RECORDS FOR THE TASK:
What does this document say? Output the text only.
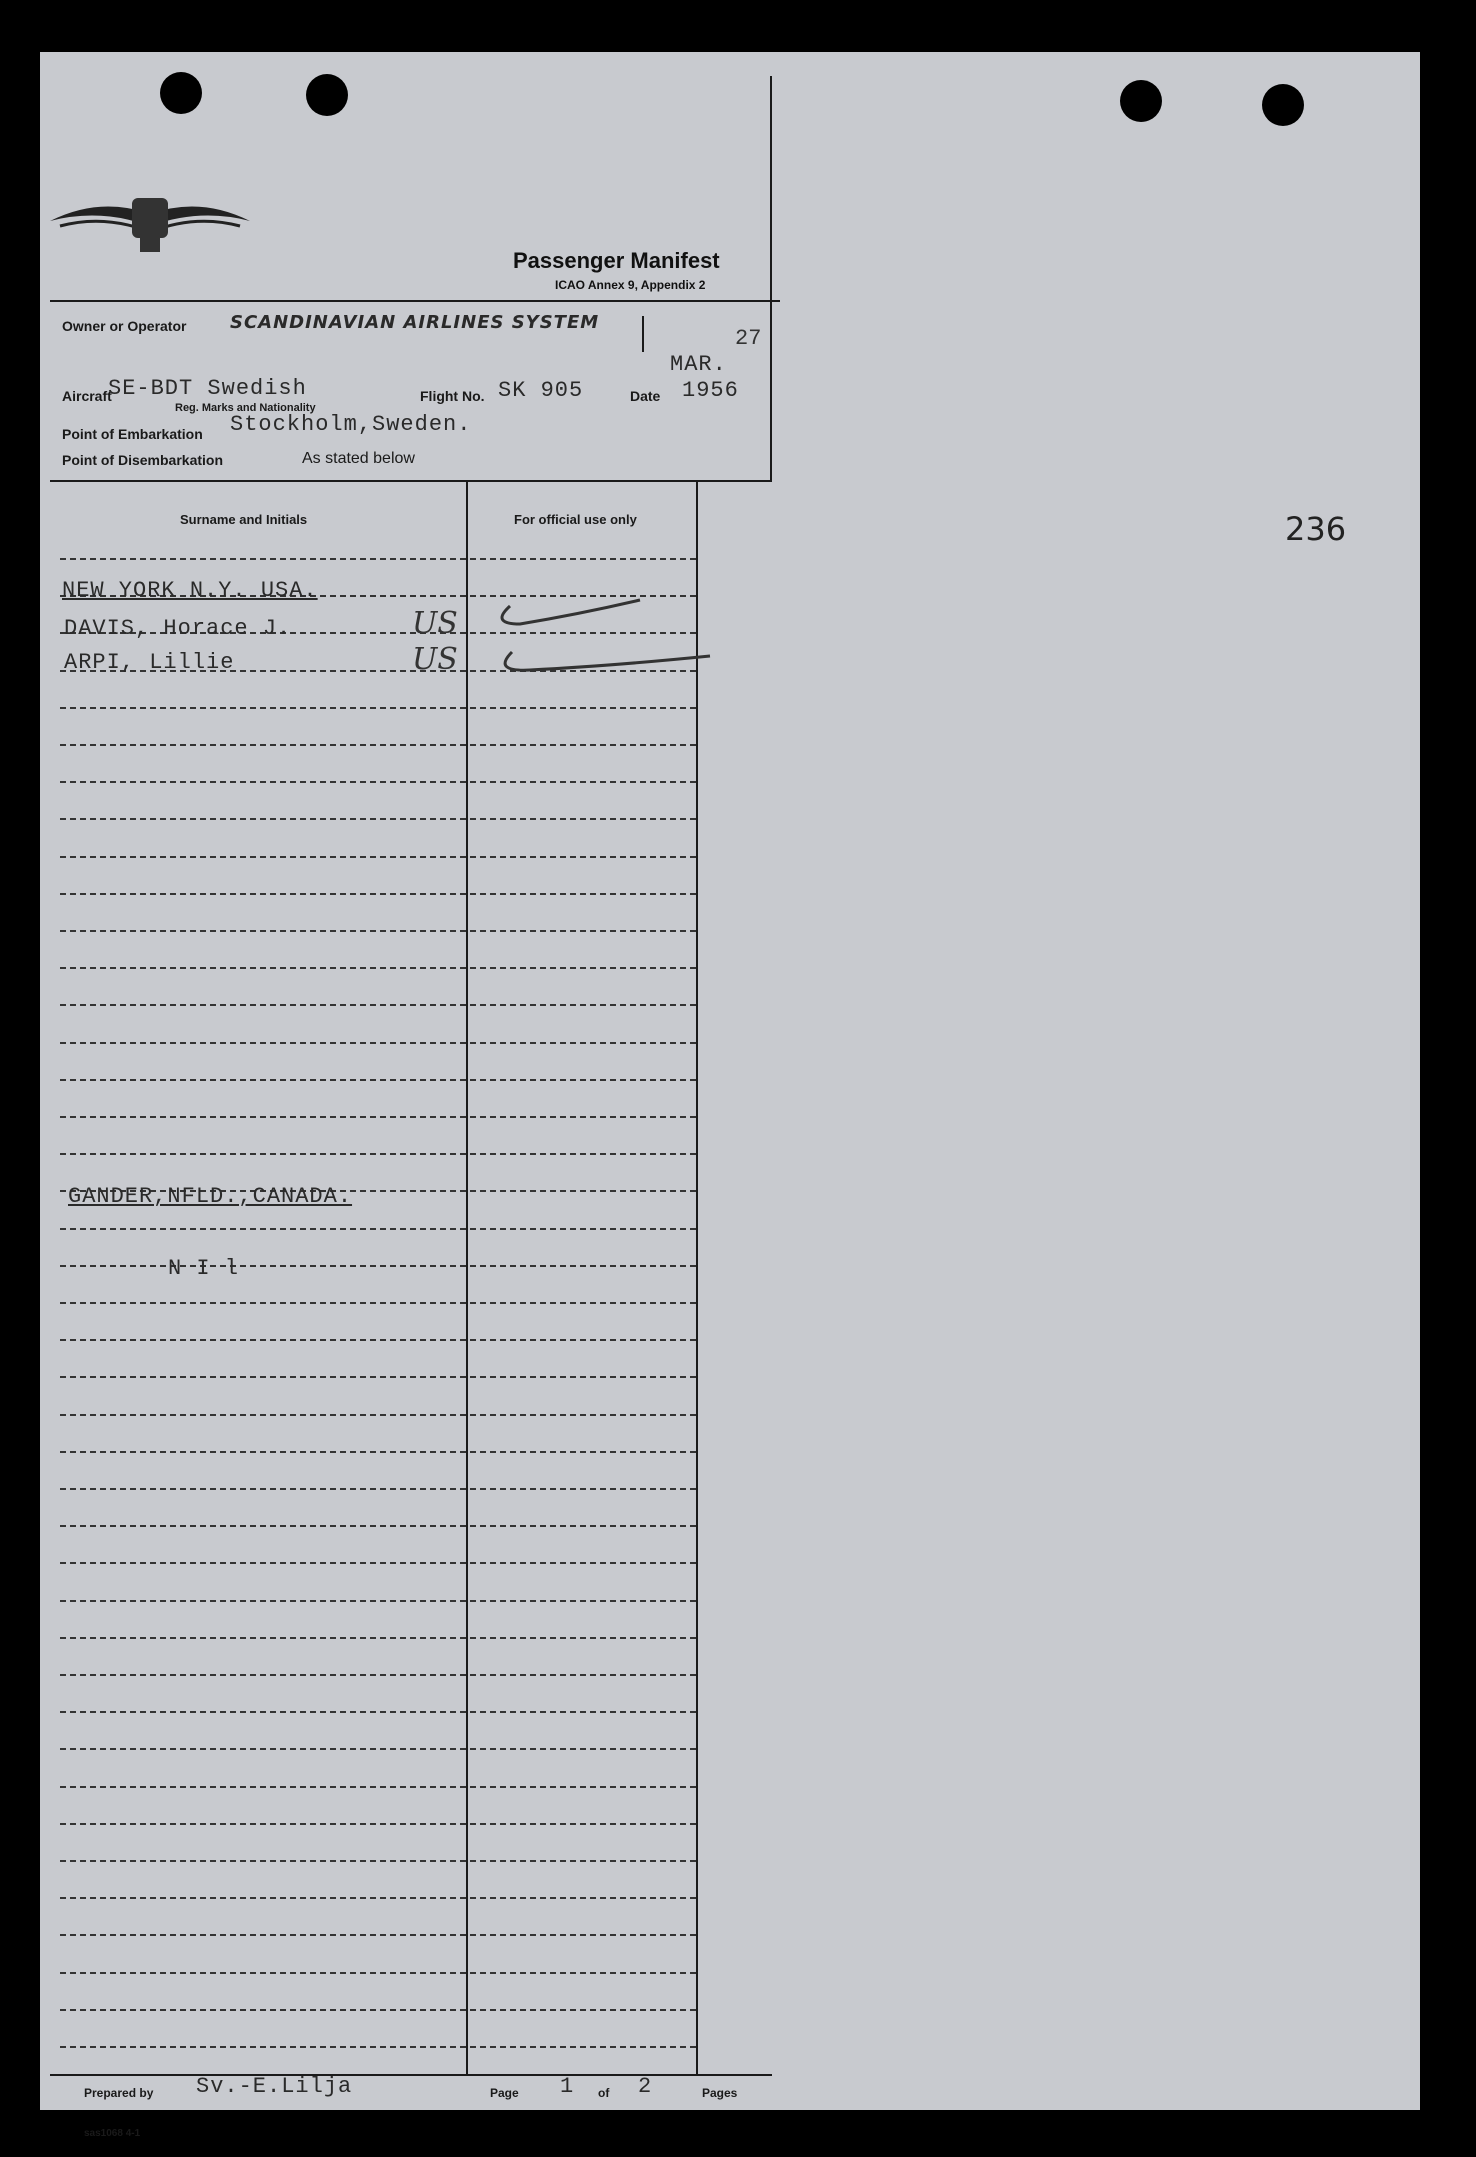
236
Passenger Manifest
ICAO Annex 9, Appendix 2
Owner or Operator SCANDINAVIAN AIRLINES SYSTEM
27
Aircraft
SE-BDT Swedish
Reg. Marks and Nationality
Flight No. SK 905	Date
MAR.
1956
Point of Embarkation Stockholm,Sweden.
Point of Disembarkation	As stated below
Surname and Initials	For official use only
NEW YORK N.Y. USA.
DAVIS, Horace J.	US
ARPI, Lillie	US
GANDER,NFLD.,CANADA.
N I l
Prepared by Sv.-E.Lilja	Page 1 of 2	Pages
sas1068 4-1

AIM:
Reproduce all of the material above word for word. Omit the pictures.

THE SOLUTION:
What does this document say? Output the text only.
236
Passenger Manifest
ICAO Annex 9, Appendix 2
Owner or Operator SCANDINAVIAN AIRLINES SYSTEM
27
Aircraft
SE-BDT Swedish
Reg. Marks and Nationality
Flight No. SK 905	Date
MAR.
1956
Point of Embarkation Stockholm,Sweden.
Point of Disembarkation	As stated below
Surname and Initials	For official use only
NEW YORK N.Y. USA.
DAVIS, Horace J.	US
ARPI, Lillie	US
GANDER,NFLD.,CANADA.
N I l
Prepared by Sv.-E.Lilja	Page 1 of 2	Pages
sas1068 4-1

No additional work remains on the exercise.